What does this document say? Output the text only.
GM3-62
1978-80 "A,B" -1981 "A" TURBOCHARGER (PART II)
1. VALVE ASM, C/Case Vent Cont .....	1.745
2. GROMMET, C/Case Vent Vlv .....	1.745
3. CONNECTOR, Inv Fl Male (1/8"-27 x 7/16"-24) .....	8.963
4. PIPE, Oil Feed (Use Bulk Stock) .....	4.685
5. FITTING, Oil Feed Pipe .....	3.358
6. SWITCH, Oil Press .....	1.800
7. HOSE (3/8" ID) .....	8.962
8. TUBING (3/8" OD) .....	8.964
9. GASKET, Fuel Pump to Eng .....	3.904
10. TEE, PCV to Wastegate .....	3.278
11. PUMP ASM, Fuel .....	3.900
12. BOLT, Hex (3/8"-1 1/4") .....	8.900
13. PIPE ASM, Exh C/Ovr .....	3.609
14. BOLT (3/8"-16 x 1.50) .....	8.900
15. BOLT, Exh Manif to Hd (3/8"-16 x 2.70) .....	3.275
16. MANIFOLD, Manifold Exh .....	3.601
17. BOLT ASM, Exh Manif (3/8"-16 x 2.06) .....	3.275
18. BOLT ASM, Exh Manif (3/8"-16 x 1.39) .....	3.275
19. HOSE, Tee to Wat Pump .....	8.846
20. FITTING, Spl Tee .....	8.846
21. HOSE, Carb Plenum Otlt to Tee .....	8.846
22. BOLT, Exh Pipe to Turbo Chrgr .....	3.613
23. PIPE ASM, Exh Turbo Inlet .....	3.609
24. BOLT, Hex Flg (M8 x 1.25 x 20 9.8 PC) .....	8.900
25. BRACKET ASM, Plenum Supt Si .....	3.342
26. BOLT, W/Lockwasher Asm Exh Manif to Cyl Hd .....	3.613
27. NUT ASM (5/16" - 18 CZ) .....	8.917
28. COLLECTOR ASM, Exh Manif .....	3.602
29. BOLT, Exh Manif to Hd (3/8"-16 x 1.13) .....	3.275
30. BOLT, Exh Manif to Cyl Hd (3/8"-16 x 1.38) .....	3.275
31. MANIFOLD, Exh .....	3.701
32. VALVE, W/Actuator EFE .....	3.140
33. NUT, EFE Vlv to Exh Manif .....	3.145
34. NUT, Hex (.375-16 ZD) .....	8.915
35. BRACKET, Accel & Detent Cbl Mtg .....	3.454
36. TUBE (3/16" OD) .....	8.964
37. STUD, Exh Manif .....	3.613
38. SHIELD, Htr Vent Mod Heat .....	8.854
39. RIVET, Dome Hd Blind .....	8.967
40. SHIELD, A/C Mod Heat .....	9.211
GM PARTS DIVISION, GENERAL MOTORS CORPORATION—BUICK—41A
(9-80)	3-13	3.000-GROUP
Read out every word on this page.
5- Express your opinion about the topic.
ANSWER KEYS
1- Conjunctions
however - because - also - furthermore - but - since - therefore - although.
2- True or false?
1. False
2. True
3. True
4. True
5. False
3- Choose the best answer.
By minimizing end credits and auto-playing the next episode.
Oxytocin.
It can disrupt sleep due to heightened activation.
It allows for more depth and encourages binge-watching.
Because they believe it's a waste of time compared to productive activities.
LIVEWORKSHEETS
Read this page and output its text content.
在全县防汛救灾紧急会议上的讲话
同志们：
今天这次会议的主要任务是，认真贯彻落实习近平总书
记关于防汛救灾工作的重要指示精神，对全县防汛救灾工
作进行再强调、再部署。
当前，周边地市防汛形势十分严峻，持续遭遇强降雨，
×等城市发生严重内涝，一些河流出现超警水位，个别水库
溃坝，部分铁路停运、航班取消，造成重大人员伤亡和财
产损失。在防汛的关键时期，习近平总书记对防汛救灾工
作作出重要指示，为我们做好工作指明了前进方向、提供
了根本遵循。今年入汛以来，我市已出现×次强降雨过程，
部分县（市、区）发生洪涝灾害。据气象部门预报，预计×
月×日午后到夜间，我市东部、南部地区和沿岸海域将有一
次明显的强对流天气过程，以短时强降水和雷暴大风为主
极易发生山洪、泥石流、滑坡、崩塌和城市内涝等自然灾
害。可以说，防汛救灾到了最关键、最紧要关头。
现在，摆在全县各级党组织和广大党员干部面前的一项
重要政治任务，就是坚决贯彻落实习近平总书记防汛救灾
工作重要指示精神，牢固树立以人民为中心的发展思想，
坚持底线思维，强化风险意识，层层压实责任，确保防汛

################

**GIVEN REQUEST**
Repeat the material from above exactly, word for word.

**WORKED ANSWER**
What does this document say? Output the text only.
GM3-62
1978-80 "A,B" -1981 "A" TURBOCHARGER (PART II)
1. VALVE ASM, C/Case Vent Cont .....	1.745
2. GROMMET, C/Case Vent Vlv .....	1.745
3. CONNECTOR, Inv Fl Male (1/8"-27 x 7/16"-24) .....	8.963
4. PIPE, Oil Feed (Use Bulk Stock) .....	4.685
5. FITTING, Oil Feed Pipe .....	3.358
6. SWITCH, Oil Press .....	1.800
7. HOSE (3/8" ID) .....	8.962
8. TUBING (3/8" OD) .....	8.964
9. GASKET, Fuel Pump to Eng .....	3.904
10. TEE, PCV to Wastegate .....	3.278
11. PUMP ASM, Fuel .....	3.900
12. BOLT, Hex (3/8"-1 1/4") .....	8.900
13. PIPE ASM, Exh C/Ovr .....	3.609
14. BOLT (3/8"-16 x 1.50) .....	8.900
15. BOLT, Exh Manif to Hd (3/8"-16 x 2.70) .....	3.275
16. MANIFOLD, Manifold Exh .....	3.601
17. BOLT ASM, Exh Manif (3/8"-16 x 2.06) .....	3.275
18. BOLT ASM, Exh Manif (3/8"-16 x 1.39) .....	3.275
19. HOSE, Tee to Wat Pump .....	8.846
20. FITTING, Spl Tee .....	8.846
21. HOSE, Carb Plenum Otlt to Tee .....	8.846
22. BOLT, Exh Pipe to Turbo Chrgr .....	3.613
23. PIPE ASM, Exh Turbo Inlet .....	3.609
24. BOLT, Hex Flg (M8 x 1.25 x 20 9.8 PC) .....	8.900
25. BRACKET ASM, Plenum Supt Si .....	3.342
26. BOLT, W/Lockwasher Asm Exh Manif to Cyl Hd .....	3.613
27. NUT ASM (5/16" - 18 CZ) .....	8.917
28. COLLECTOR ASM, Exh Manif .....	3.602
29. BOLT, Exh Manif to Hd (3/8"-16 x 1.13) .....	3.275
30. BOLT, Exh Manif to Cyl Hd (3/8"-16 x 1.38) .....	3.275
31. MANIFOLD, Exh .....	3.701
32. VALVE, W/Actuator EFE .....	3.140
33. NUT, EFE Vlv to Exh Manif .....	3.145
34. NUT, Hex (.375-16 ZD) .....	8.915
35. BRACKET, Accel & Detent Cbl Mtg .....	3.454
36. TUBE (3/16" OD) .....	8.964
37. STUD, Exh Manif .....	3.613
38. SHIELD, Htr Vent Mod Heat .....	8.854
39. RIVET, Dome Hd Blind .....	8.967
40. SHIELD, A/C Mod Heat .....	9.211
GM PARTS DIVISION, GENERAL MOTORS CORPORATION—BUICK—41A
(9-80)	3-13	3.000-GROUP
Read out every word on this page.
5- Express your opinion about the topic.
ANSWER KEYS
1- Conjunctions
however - because - also - furthermore - but - since - therefore - although.
2- True or false?
1. False
2. True
3. True
4. True
5. False
3- Choose the best answer.
By minimizing end credits and auto-playing the next episode.
Oxytocin.
It can disrupt sleep due to heightened activation.
It allows for more depth and encourages binge-watching.
Because they believe it's a waste of time compared to productive activities.
LIVEWORKSHEETS
Read this page and output its text content.
在全县防汛救灾紧急会议上的讲话
同志们：
今天这次会议的主要任务是，认真贯彻落实习近平总书
记关于防汛救灾工作的重要指示精神，对全县防汛救灾工
作进行再强调、再部署。
当前，周边地市防汛形势十分严峻，持续遭遇强降雨，
×等城市发生严重内涝，一些河流出现超警水位，个别水库
溃坝，部分铁路停运、航班取消，造成重大人员伤亡和财
产损失。在防汛的关键时期，习近平总书记对防汛救灾工
作作出重要指示，为我们做好工作指明了前进方向、提供
了根本遵循。今年入汛以来，我市已出现×次强降雨过程，
部分县（市、区）发生洪涝灾害。据气象部门预报，预计×
月×日午后到夜间，我市东部、南部地区和沿岸海域将有一
次明显的强对流天气过程，以短时强降水和雷暴大风为主
极易发生山洪、泥石流、滑坡、崩塌和城市内涝等自然灾
害。可以说，防汛救灾到了最关键、最紧要关头。
现在，摆在全县各级党组织和广大党员干部面前的一项
重要政治任务，就是坚决贯彻落实习近平总书记防汛救灾
工作重要指示精神，牢固树立以人民为中心的发展思想，
坚持底线思维，强化风险意识，层层压实责任，确保防汛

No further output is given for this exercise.